* **Challenge**
Whenever a line contains the string "广西交通运输学校", copy it out of the entries.

* **Record list**
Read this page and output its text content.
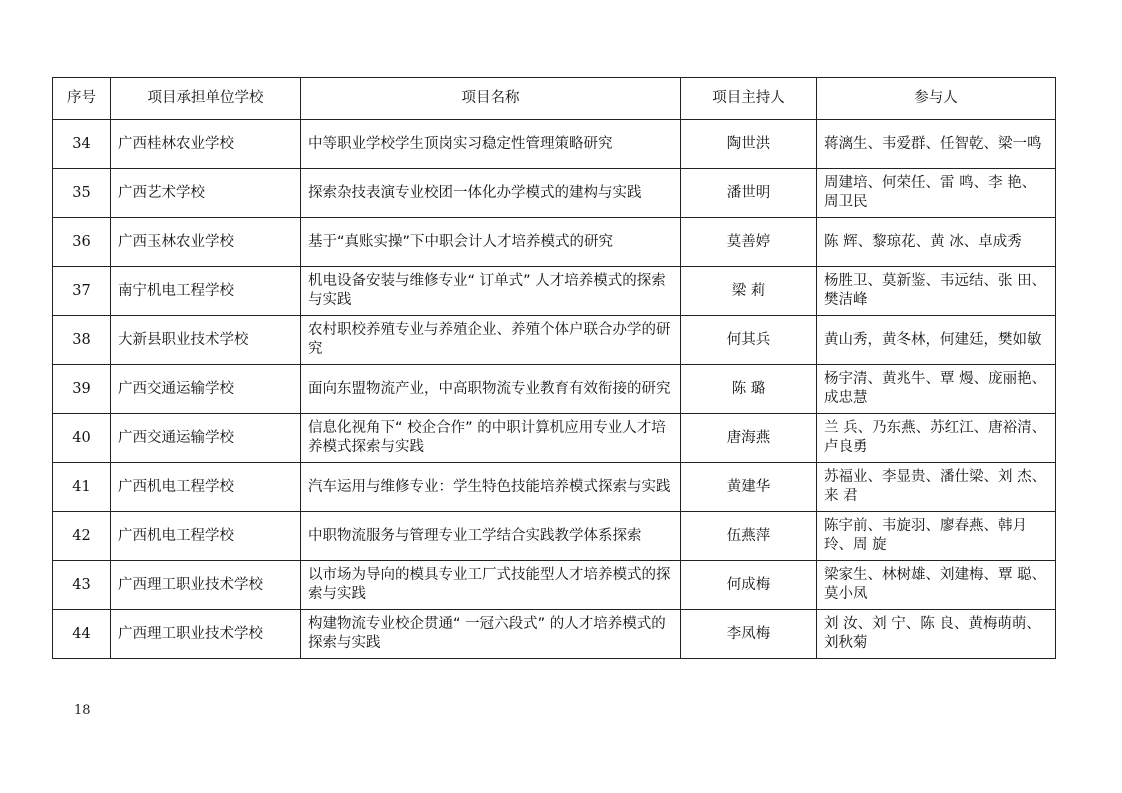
序号	项目承担单位学校	项目名称	项目主持人	参与人
34	广西桂林农业学校	中等职业学校学生顶岗实习稳定性管理策略研究	陶世洪	蒋漓生、韦爱群、任智乾、梁一鸣
35	广西艺术学校	探索杂技表演专业校团一体化办学模式的建构与实践	潘世明	周建培、何荣任、雷 鸣、李 艳、周卫民
36	广西玉林农业学校	基于“真账实操”下中职会计人才培养模式的研究	莫善婷	陈 辉、黎琼花、黄 冰、卓成秀
37	南宁机电工程学校	机电设备安装与维修专业“ 订单式” 人才培养模式的探索与实践	梁 莉	杨胜卫、莫新鉴、韦远结、张 田、樊洁峰
38	大新县职业技术学校	农村职校养殖专业与养殖企业、养殖个体户联合办学的研究	何其兵	黄山秀，黄冬林，何建廷，樊如敏
39	广西交通运输学校	面向东盟物流产业，中高职物流专业教育有效衔接的研究	陈 璐	杨宇清、黄兆牛、覃 熳、庞丽艳、成忠慧
40	广西交通运输学校	信息化视角下“ 校企合作” 的中职计算机应用专业人才培养模式探索与实践	唐海燕	兰 兵、乃东燕、苏红江、唐裕清、卢良勇
41	广西机电工程学校	汽车运用与维修专业：学生特色技能培养模式探索与实践	黄建华	苏福业、李显贵、潘仕梁、刘 杰、来 君
42	广西机电工程学校	中职物流服务与管理专业工学结合实践教学体系探索	伍燕萍	陈宇前、韦旋羽、廖春燕、韩月玲、周 旋
43	广西理工职业技术学校	以市场为导向的模具专业工厂式技能型人才培养模式的探索与实践	何成梅	梁家生、林树雄、刘建梅、覃 聪、莫小凤
44	广西理工职业技术学校	构建物流专业校企贯通“ 一冠六段式” 的人才培养模式的探索与实践	李凤梅	刘 汝、刘 宁、陈 良、黄梅萌萌、刘秋菊
18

* **Task answer**
39	广西交通运输学校	面向东盟物流产业，中高职物流专业教育有效衔接的研究	陈 璐	杨宇清、黄兆牛、覃 熳、庞丽艳、成忠慧
40	广西交通运输学校	信息化视角下“ 校企合作” 的中职计算机应用专业人才培养模式探索与实践	唐海燕	兰 兵、乃东燕、苏红江、唐裕清、卢良勇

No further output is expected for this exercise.